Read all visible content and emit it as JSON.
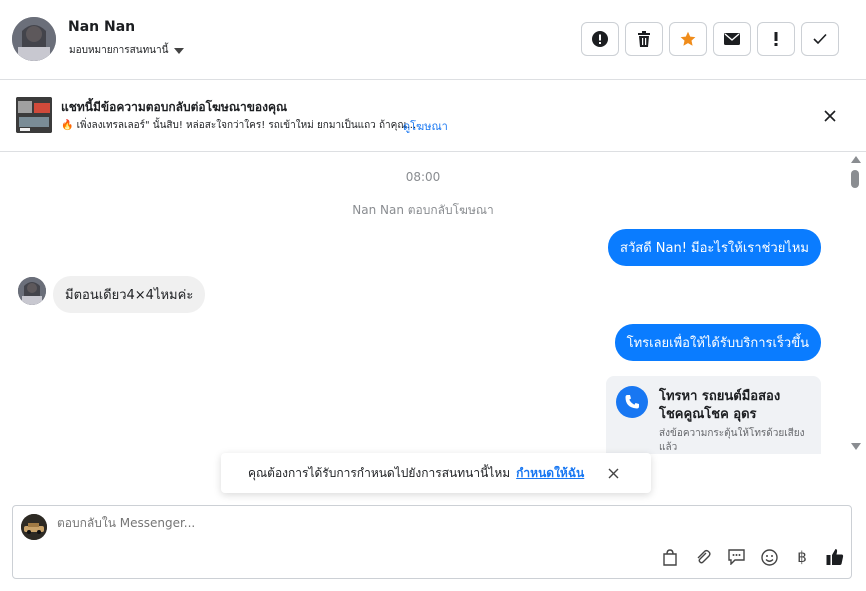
{
  "header": {
    "name": "Nan Nan",
    "assign_label": "มอบหมายการสนทนานี้",
    "actions": [
      {
        "icon": "alert-circle-icon"
      },
      {
        "icon": "trash-icon"
      },
      {
        "icon": "star-icon",
        "color": "#f08c1a"
      },
      {
        "icon": "envelope-icon"
      },
      {
        "icon": "exclamation-icon"
      },
      {
        "icon": "check-icon"
      }
    ]
  },
  "ad": {
    "title": "แชทนี้มีข้อความตอบกลับต่อโฆษณาของคุณ",
    "snippet": "🔥 เพิ่งลงเทรลเลอร์\" นั้นสิบ! หล่อสะใจกว่าใคร! รถเข้าใหม่ ยกมาเป็นแถว ถ้าคุณ...",
    "link": "ดูโฆษณา"
  },
  "thread": {
    "time": "08:00",
    "system_note": "Nan Nan ตอบกลับโฆษณา",
    "messages": [
      {
        "dir": "out",
        "text": "สวัสดี Nan! มีอะไรให้เราช่วยไหม"
      },
      {
        "dir": "in",
        "text": "มีตอนเดียว4×4ไหมค่ะ"
      },
      {
        "dir": "out",
        "text": "โทรเลยเพื่อให้ได้รับบริการเร็วขึ้น"
      }
    ],
    "call_card": {
      "title": "โทรหา รถยนต์มือสอง โชคคูณโชค อุดร",
      "subtitle": "ส่งข้อความกระตุ้นให้โทรด้วยเสียง แล้ว"
    }
  },
  "toast": {
    "text": "คุณต้องการได้รับการกำหนดไปยังการสนทนานี้ไหม",
    "link": "กำหนดให้ฉัน"
  },
  "composer": {
    "placeholder": "ตอบกลับใน Messenger...",
    "tools": [
      {
        "icon": "shopping-bag-icon"
      },
      {
        "icon": "paperclip-icon"
      },
      {
        "icon": "saved-reply-icon"
      },
      {
        "icon": "emoji-icon"
      },
      {
        "icon": "baht-icon",
        "glyph": "฿"
      },
      {
        "icon": "thumbs-up-icon"
      }
    ]
  },
  "colors": {
    "accent": "#1877f2",
    "bubble_out": "#0a7cff",
    "bubble_in": "#f0f0f0"
  }
}
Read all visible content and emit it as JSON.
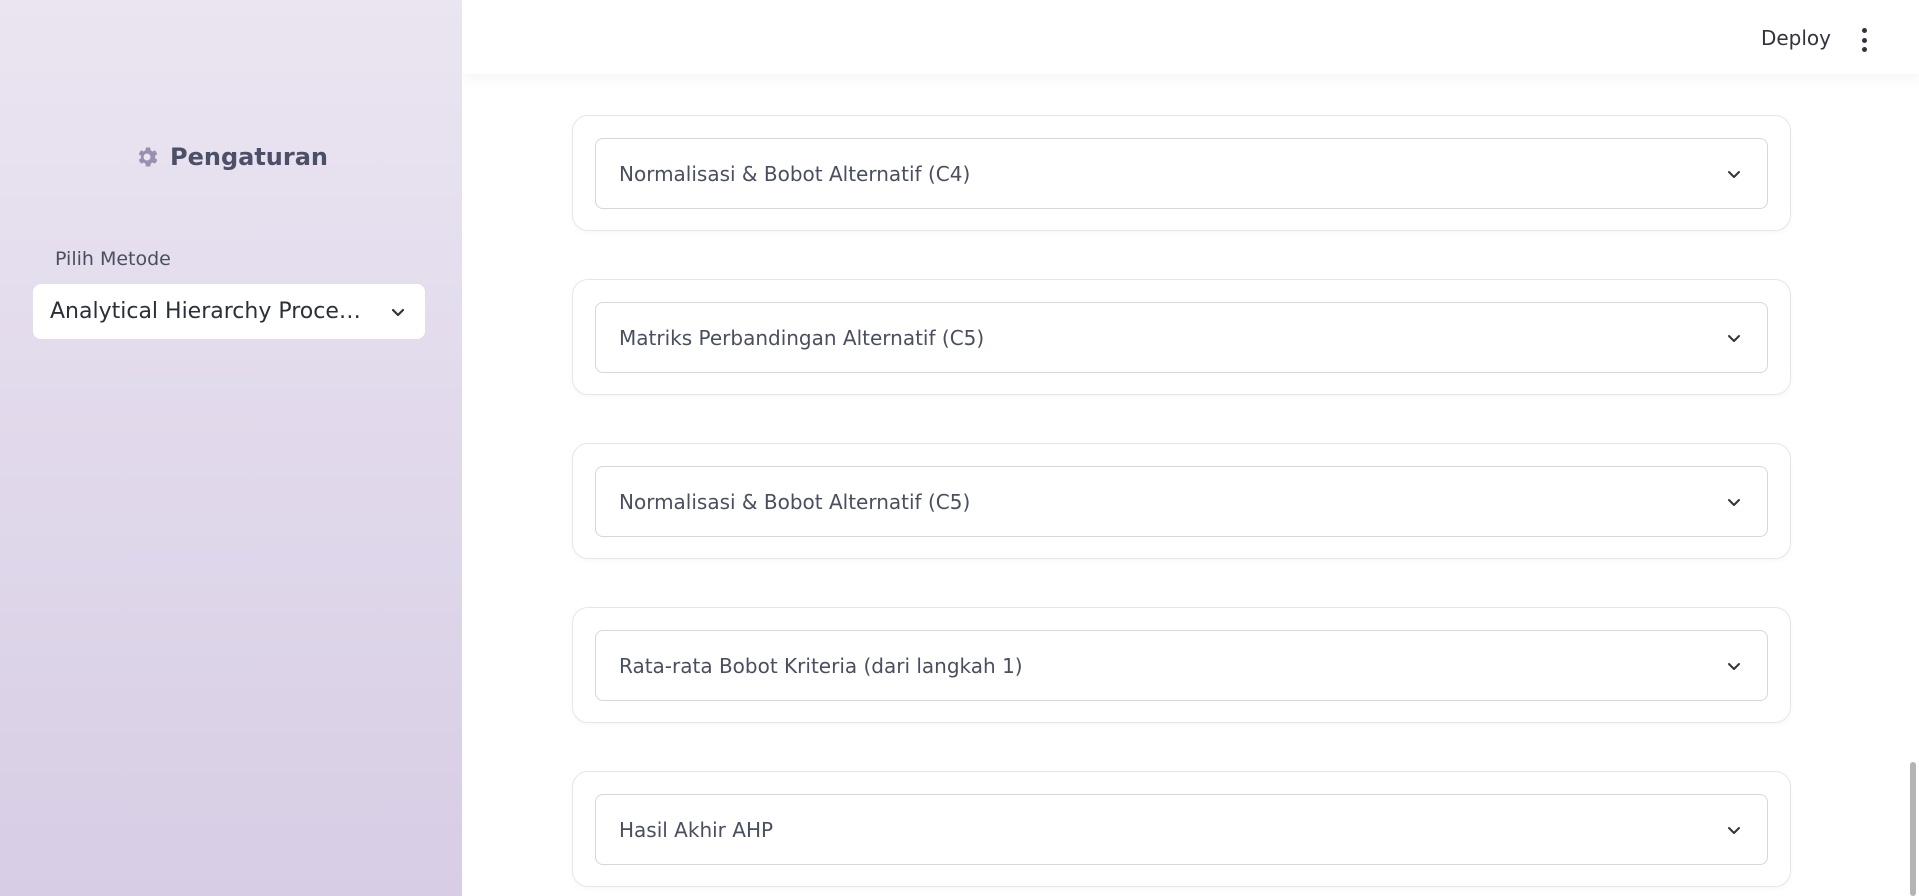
{
  "sidebar": {
    "header": {
      "icon": "gear-icon",
      "title": "Pengaturan"
    },
    "method_select": {
      "label": "Pilih Metode",
      "value": "Analytical Hierarchy Process (AHP)"
    }
  },
  "topbar": {
    "deploy_label": "Deploy",
    "menu_icon": "kebab-menu-icon"
  },
  "expanders": [
    {
      "label": "Normalisasi & Bobot Alternatif (C4)"
    },
    {
      "label": "Matriks Perbandingan Alternatif (C5)"
    },
    {
      "label": "Normalisasi & Bobot Alternatif (C5)"
    },
    {
      "label": "Rata-rata Bobot Kriteria (dari langkah 1)"
    },
    {
      "label": "Hasil Akhir AHP"
    }
  ],
  "colors": {
    "sidebar_top": "#ebe5f1",
    "sidebar_bottom": "#d7cde5",
    "text": "#31333f",
    "muted_text": "#4a4f60"
  }
}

» Your goal
Repeat the data exactly in full, omitting its pictures.

» Finished answer
Read all visible content and emit it as JSON.
{
  "header": {
    "name": "Nan Nan",
    "assign_label": "มอบหมายการสนทนานี้",
    "actions": [
      {
        "icon": "alert-circle-icon"
      },
      {
        "icon": "trash-icon"
      },
      {
        "icon": "star-icon",
        "color": "#f08c1a"
      },
      {
        "icon": "envelope-icon"
      },
      {
        "icon": "exclamation-icon"
      },
      {
        "icon": "check-icon"
      }
    ]
  },
  "ad": {
    "title": "แชทนี้มีข้อความตอบกลับต่อโฆษณาของคุณ",
    "snippet": "🔥 เพิ่งลงเทรลเลอร์\" นั้นสิบ! หล่อสะใจกว่าใคร! รถเข้าใหม่ ยกมาเป็นแถว ถ้าคุณ...",
    "link": "ดูโฆษณา"
  },
  "thread": {
    "time": "08:00",
    "system_note": "Nan Nan ตอบกลับโฆษณา",
    "messages": [
      {
        "dir": "out",
        "text": "สวัสดี Nan! มีอะไรให้เราช่วยไหม"
      },
      {
        "dir": "in",
        "text": "มีตอนเดียว4×4ไหมค่ะ"
      },
      {
        "dir": "out",
        "text": "โทรเลยเพื่อให้ได้รับบริการเร็วขึ้น"
      }
    ],
    "call_card": {
      "title": "โทรหา รถยนต์มือสอง โชคคูณโชค อุดร",
      "subtitle": "ส่งข้อความกระตุ้นให้โทรด้วยเสียง แล้ว"
    }
  },
  "toast": {
    "text": "คุณต้องการได้รับการกำหนดไปยังการสนทนานี้ไหม",
    "link": "กำหนดให้ฉัน"
  },
  "composer": {
    "placeholder": "ตอบกลับใน Messenger...",
    "tools": [
      {
        "icon": "shopping-bag-icon"
      },
      {
        "icon": "paperclip-icon"
      },
      {
        "icon": "saved-reply-icon"
      },
      {
        "icon": "emoji-icon"
      },
      {
        "icon": "baht-icon",
        "glyph": "฿"
      },
      {
        "icon": "thumbs-up-icon"
      }
    ]
  },
  "colors": {
    "accent": "#1877f2",
    "bubble_out": "#0a7cff",
    "bubble_in": "#f0f0f0"
  }
}
Read all visible content and emit it as JSON.
{
  "sidebar": {
    "header": {
      "icon": "gear-icon",
      "title": "Pengaturan"
    },
    "method_select": {
      "label": "Pilih Metode",
      "value": "Analytical Hierarchy Process (AHP)"
    }
  },
  "topbar": {
    "deploy_label": "Deploy",
    "menu_icon": "kebab-menu-icon"
  },
  "expanders": [
    {
      "label": "Normalisasi & Bobot Alternatif (C4)"
    },
    {
      "label": "Matriks Perbandingan Alternatif (C5)"
    },
    {
      "label": "Normalisasi & Bobot Alternatif (C5)"
    },
    {
      "label": "Rata-rata Bobot Kriteria (dari langkah 1)"
    },
    {
      "label": "Hasil Akhir AHP"
    }
  ],
  "colors": {
    "sidebar_top": "#ebe5f1",
    "sidebar_bottom": "#d7cde5",
    "text": "#31333f",
    "muted_text": "#4a4f60"
  }
}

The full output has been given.